Go through the records and give each one again exactly.

--- Begin ---

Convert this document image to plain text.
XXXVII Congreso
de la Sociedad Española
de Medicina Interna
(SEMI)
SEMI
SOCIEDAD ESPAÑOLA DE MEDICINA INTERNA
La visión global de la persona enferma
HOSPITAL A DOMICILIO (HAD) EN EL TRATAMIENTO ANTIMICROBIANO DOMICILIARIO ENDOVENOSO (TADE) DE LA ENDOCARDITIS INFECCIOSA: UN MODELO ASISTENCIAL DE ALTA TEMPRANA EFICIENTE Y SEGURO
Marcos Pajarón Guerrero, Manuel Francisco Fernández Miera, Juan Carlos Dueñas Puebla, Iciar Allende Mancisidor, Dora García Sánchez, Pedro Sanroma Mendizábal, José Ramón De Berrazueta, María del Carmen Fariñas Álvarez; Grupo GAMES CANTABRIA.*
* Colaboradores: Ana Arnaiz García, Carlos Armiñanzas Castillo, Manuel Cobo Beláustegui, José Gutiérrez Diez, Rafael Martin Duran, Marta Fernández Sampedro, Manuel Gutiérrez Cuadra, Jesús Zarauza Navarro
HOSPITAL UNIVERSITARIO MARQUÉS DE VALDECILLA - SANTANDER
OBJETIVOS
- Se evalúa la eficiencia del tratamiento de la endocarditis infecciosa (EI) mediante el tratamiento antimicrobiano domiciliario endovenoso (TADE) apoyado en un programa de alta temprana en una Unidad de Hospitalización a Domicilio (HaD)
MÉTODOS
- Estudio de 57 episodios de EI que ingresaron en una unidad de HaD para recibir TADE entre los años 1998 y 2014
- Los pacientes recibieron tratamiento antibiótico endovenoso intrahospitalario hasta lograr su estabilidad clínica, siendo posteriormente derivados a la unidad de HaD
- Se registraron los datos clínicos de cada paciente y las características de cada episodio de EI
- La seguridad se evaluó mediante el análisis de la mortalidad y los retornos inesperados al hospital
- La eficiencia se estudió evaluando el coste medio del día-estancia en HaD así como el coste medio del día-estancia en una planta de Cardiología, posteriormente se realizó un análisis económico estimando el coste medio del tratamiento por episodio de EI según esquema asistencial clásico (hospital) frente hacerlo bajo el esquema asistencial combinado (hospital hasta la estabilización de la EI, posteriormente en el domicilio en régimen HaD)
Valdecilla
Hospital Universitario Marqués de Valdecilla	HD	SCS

--- End ---

▶ _RESULT FOR THIS TASK_
Convert this document image to plain text.
XXXVII Congreso
de la Sociedad Española
de Medicina Interna
(SEMI)
SEMI
SOCIEDAD ESPAÑOLA DE MEDICINA INTERNA
La visión global de la persona enferma
HOSPITAL A DOMICILIO (HAD) EN EL TRATAMIENTO ANTIMICROBIANO DOMICILIARIO ENDOVENOSO (TADE) DE LA ENDOCARDITIS INFECCIOSA: UN MODELO ASISTENCIAL DE ALTA TEMPRANA EFICIENTE Y SEGURO
Marcos Pajarón Guerrero, Manuel Francisco Fernández Miera, Juan Carlos Dueñas Puebla, Iciar Allende Mancisidor, Dora García Sánchez, Pedro Sanroma Mendizábal, José Ramón De Berrazueta, María del Carmen Fariñas Álvarez; Grupo GAMES CANTABRIA.*
* Colaboradores: Ana Arnaiz García, Carlos Armiñanzas Castillo, Manuel Cobo Beláustegui, José Gutiérrez Diez, Rafael Martin Duran, Marta Fernández Sampedro, Manuel Gutiérrez Cuadra, Jesús Zarauza Navarro
HOSPITAL UNIVERSITARIO MARQUÉS DE VALDECILLA - SANTANDER
OBJETIVOS
- Se evalúa la eficiencia del tratamiento de la endocarditis infecciosa (EI) mediante el tratamiento antimicrobiano domiciliario endovenoso (TADE) apoyado en un programa de alta temprana en una Unidad de Hospitalización a Domicilio (HaD)
MÉTODOS
- Estudio de 57 episodios de EI que ingresaron en una unidad de HaD para recibir TADE entre los años 1998 y 2014
- Los pacientes recibieron tratamiento antibiótico endovenoso intrahospitalario hasta lograr su estabilidad clínica, siendo posteriormente derivados a la unidad de HaD
- Se registraron los datos clínicos de cada paciente y las características de cada episodio de EI
- La seguridad se evaluó mediante el análisis de la mortalidad y los retornos inesperados al hospital
- La eficiencia se estudió evaluando el coste medio del día-estancia en HaD así como el coste medio del día-estancia en una planta de Cardiología, posteriormente se realizó un análisis económico estimando el coste medio del tratamiento por episodio de EI según esquema asistencial clásico (hospital) frente hacerlo bajo el esquema asistencial combinado (hospital hasta la estabilización de la EI, posteriormente en el domicilio en régimen HaD)
Valdecilla
Hospital Universitario Marqués de Valdecilla	HD	SCS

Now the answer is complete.